- _WHAT YOU NEED TO DO_
Copy all of the material below exactly.

====================

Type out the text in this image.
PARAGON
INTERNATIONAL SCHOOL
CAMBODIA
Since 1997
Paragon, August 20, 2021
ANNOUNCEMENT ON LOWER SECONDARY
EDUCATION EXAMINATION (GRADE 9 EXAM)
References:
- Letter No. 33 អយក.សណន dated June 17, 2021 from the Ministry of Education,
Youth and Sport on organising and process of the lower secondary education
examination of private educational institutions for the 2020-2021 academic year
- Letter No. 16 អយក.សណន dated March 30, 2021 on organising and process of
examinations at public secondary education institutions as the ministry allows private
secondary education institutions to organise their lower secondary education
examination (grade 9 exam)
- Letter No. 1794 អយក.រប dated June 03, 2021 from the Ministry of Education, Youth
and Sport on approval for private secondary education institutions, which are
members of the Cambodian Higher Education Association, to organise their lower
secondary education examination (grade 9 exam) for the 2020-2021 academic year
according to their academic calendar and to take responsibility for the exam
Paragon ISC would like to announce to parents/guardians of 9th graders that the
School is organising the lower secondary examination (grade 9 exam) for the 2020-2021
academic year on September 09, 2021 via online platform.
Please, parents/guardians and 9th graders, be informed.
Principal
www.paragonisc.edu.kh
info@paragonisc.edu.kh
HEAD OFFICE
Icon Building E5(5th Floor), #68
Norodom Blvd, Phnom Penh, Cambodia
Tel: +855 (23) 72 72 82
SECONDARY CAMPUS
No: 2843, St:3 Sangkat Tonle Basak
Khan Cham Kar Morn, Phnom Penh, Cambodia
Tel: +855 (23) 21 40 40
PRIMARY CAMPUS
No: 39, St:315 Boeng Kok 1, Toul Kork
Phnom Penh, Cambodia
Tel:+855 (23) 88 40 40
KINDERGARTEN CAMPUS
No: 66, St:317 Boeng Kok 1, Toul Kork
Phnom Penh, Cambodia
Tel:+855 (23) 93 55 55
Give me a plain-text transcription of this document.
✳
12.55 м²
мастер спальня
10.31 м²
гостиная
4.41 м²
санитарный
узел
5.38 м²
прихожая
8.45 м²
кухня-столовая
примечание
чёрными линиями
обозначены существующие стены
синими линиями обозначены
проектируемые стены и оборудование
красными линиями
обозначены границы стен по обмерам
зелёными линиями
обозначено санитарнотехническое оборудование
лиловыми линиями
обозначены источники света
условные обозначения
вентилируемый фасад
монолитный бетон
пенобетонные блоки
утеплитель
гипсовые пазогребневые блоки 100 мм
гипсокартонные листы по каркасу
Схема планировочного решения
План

====================

- _SOLVED PROBLEM_
Type out the text in this image.
PARAGON
INTERNATIONAL SCHOOL
CAMBODIA
Since 1997
Paragon, August 20, 2021
ANNOUNCEMENT ON LOWER SECONDARY
EDUCATION EXAMINATION (GRADE 9 EXAM)
References:
- Letter No. 33 អយក.សណន dated June 17, 2021 from the Ministry of Education,
Youth and Sport on organising and process of the lower secondary education
examination of private educational institutions for the 2020-2021 academic year
- Letter No. 16 អយក.សណន dated March 30, 2021 on organising and process of
examinations at public secondary education institutions as the ministry allows private
secondary education institutions to organise their lower secondary education
examination (grade 9 exam)
- Letter No. 1794 អយក.រប dated June 03, 2021 from the Ministry of Education, Youth
and Sport on approval for private secondary education institutions, which are
members of the Cambodian Higher Education Association, to organise their lower
secondary education examination (grade 9 exam) for the 2020-2021 academic year
according to their academic calendar and to take responsibility for the exam
Paragon ISC would like to announce to parents/guardians of 9th graders that the
School is organising the lower secondary examination (grade 9 exam) for the 2020-2021
academic year on September 09, 2021 via online platform.
Please, parents/guardians and 9th graders, be informed.
Principal
www.paragonisc.edu.kh
info@paragonisc.edu.kh
HEAD OFFICE
Icon Building E5(5th Floor), #68
Norodom Blvd, Phnom Penh, Cambodia
Tel: +855 (23) 72 72 82
SECONDARY CAMPUS
No: 2843, St:3 Sangkat Tonle Basak
Khan Cham Kar Morn, Phnom Penh, Cambodia
Tel: +855 (23) 21 40 40
PRIMARY CAMPUS
No: 39, St:315 Boeng Kok 1, Toul Kork
Phnom Penh, Cambodia
Tel:+855 (23) 88 40 40
KINDERGARTEN CAMPUS
No: 66, St:317 Boeng Kok 1, Toul Kork
Phnom Penh, Cambodia
Tel:+855 (23) 93 55 55
Give me a plain-text transcription of this document.
✳
12.55 м²
мастер спальня
10.31 м²
гостиная
4.41 м²
санитарный
узел
5.38 м²
прихожая
8.45 м²
кухня-столовая
примечание
чёрными линиями
обозначены существующие стены
синими линиями обозначены
проектируемые стены и оборудование
красными линиями
обозначены границы стен по обмерам
зелёными линиями
обозначено санитарнотехническое оборудование
лиловыми линиями
обозначены источники света
условные обозначения
вентилируемый фасад
монолитный бетон
пенобетонные блоки
утеплитель
гипсовые пазогребневые блоки 100 мм
гипсокартонные листы по каркасу
Схема планировочного решения
План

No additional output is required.